━━━ Dataset

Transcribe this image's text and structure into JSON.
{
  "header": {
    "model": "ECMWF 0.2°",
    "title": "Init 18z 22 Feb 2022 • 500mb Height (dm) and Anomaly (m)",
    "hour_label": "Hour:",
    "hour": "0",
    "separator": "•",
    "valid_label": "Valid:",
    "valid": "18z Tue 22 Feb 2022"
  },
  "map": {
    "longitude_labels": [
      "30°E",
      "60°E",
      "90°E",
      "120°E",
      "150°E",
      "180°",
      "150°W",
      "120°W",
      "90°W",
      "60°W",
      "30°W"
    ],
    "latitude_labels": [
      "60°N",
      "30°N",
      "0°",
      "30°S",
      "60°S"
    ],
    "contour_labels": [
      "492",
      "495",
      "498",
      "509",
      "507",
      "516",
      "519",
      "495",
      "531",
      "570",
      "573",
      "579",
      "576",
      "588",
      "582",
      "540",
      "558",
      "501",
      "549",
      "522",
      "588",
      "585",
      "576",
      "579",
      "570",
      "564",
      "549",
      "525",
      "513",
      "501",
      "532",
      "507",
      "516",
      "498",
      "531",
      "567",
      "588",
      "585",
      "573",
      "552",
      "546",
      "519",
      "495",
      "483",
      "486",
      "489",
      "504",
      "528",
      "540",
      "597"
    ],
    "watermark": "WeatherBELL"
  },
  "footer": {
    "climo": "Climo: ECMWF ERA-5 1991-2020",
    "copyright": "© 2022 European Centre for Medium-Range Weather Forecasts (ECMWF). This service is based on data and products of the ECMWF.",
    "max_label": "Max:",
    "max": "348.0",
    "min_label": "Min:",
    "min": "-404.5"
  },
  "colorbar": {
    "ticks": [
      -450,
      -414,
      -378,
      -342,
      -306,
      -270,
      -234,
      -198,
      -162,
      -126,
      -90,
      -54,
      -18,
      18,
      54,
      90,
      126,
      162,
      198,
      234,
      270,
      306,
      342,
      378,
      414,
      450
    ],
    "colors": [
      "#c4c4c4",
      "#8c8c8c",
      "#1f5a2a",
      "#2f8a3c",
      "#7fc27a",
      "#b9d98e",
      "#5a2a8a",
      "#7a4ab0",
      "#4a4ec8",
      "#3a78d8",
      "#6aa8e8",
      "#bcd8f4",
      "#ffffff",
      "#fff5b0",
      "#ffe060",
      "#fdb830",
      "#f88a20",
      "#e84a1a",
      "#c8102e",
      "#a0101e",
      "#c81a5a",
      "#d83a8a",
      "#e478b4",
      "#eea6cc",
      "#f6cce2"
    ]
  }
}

━━━━━━
━━━ Dataset

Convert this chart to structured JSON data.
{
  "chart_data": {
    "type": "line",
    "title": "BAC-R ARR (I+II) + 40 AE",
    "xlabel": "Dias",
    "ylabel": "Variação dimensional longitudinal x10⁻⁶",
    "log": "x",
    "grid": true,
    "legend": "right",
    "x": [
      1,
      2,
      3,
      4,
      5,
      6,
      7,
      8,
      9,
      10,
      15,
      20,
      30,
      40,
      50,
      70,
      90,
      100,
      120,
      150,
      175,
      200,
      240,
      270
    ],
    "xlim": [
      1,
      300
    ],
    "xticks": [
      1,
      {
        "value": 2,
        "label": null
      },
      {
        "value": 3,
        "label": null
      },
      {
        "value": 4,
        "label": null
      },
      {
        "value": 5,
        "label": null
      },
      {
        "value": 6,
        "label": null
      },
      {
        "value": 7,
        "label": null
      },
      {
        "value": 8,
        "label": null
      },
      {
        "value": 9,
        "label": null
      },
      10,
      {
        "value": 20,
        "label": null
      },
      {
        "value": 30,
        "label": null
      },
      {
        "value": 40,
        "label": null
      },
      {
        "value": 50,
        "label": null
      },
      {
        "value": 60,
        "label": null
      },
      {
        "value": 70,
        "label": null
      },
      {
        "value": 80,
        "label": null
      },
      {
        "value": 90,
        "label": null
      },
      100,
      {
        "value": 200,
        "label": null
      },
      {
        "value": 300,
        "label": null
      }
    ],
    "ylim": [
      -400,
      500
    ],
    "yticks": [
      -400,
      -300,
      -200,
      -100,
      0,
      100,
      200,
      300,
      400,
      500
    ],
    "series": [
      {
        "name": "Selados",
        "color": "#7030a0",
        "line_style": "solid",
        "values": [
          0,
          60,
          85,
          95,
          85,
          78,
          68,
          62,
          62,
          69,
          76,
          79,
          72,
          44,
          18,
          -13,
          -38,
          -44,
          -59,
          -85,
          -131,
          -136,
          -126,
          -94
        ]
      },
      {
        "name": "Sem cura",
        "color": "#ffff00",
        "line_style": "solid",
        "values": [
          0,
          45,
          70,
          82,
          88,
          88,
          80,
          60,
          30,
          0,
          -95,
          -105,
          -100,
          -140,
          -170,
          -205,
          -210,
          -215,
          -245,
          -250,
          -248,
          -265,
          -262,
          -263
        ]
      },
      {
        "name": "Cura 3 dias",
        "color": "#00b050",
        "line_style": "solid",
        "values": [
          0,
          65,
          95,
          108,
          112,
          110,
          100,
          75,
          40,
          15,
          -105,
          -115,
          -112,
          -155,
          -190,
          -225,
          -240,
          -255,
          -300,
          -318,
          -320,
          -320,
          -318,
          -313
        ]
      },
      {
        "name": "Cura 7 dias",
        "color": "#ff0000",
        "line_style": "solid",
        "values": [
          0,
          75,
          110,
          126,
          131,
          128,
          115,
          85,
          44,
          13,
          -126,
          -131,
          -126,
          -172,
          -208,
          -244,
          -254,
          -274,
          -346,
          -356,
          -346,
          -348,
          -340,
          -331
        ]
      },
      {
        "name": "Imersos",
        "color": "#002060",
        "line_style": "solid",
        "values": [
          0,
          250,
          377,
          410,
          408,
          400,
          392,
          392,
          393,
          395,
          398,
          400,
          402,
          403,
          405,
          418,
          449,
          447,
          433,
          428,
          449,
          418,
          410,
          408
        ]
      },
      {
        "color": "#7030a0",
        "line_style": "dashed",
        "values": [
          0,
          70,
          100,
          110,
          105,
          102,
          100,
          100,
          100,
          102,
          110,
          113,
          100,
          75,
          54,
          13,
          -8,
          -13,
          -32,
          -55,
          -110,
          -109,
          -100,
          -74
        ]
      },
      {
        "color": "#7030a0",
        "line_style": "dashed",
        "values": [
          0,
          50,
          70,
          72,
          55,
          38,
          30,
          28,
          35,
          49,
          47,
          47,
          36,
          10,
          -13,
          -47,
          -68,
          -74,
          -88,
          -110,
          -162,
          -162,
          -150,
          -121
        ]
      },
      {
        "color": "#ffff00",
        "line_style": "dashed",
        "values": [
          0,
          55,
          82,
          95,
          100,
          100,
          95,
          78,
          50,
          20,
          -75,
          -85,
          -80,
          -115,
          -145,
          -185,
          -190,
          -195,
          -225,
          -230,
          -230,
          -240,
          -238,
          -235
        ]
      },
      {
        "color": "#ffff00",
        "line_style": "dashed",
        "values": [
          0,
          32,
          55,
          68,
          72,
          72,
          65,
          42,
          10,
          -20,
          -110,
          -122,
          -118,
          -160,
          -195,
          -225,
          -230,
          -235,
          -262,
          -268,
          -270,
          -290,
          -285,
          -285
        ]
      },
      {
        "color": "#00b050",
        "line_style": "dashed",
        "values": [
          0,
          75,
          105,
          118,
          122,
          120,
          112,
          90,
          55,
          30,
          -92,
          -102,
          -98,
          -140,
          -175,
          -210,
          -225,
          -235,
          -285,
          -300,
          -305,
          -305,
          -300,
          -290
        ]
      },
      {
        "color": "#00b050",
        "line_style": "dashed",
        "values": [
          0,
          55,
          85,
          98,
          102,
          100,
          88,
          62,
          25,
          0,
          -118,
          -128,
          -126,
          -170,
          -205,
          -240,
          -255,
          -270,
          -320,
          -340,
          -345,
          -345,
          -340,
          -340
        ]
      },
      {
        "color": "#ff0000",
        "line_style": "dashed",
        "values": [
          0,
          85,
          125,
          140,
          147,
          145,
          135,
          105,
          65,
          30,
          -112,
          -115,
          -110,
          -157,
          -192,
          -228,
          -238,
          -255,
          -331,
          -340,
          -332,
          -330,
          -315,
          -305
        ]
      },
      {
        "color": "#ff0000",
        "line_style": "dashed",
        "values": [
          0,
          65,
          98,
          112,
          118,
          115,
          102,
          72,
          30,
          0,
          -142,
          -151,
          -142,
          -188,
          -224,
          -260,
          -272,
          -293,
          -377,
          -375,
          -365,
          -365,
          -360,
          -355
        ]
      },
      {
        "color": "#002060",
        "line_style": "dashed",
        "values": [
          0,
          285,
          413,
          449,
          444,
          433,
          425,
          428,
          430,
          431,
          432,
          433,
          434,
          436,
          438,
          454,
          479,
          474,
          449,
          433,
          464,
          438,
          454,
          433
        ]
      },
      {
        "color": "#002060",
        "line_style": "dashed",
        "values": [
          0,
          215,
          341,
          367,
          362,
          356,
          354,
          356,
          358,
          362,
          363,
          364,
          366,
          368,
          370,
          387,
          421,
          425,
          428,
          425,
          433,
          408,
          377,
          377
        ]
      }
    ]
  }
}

━━━━━━

**Required work:** Using the listing above, show each line holding the string "name".

**Full answer:**
        "name": "Selados",
        "name": "Sem cura",
        "name": "Cura 3 dias",
        "name": "Cura 7 dias",
        "name": "Imersos",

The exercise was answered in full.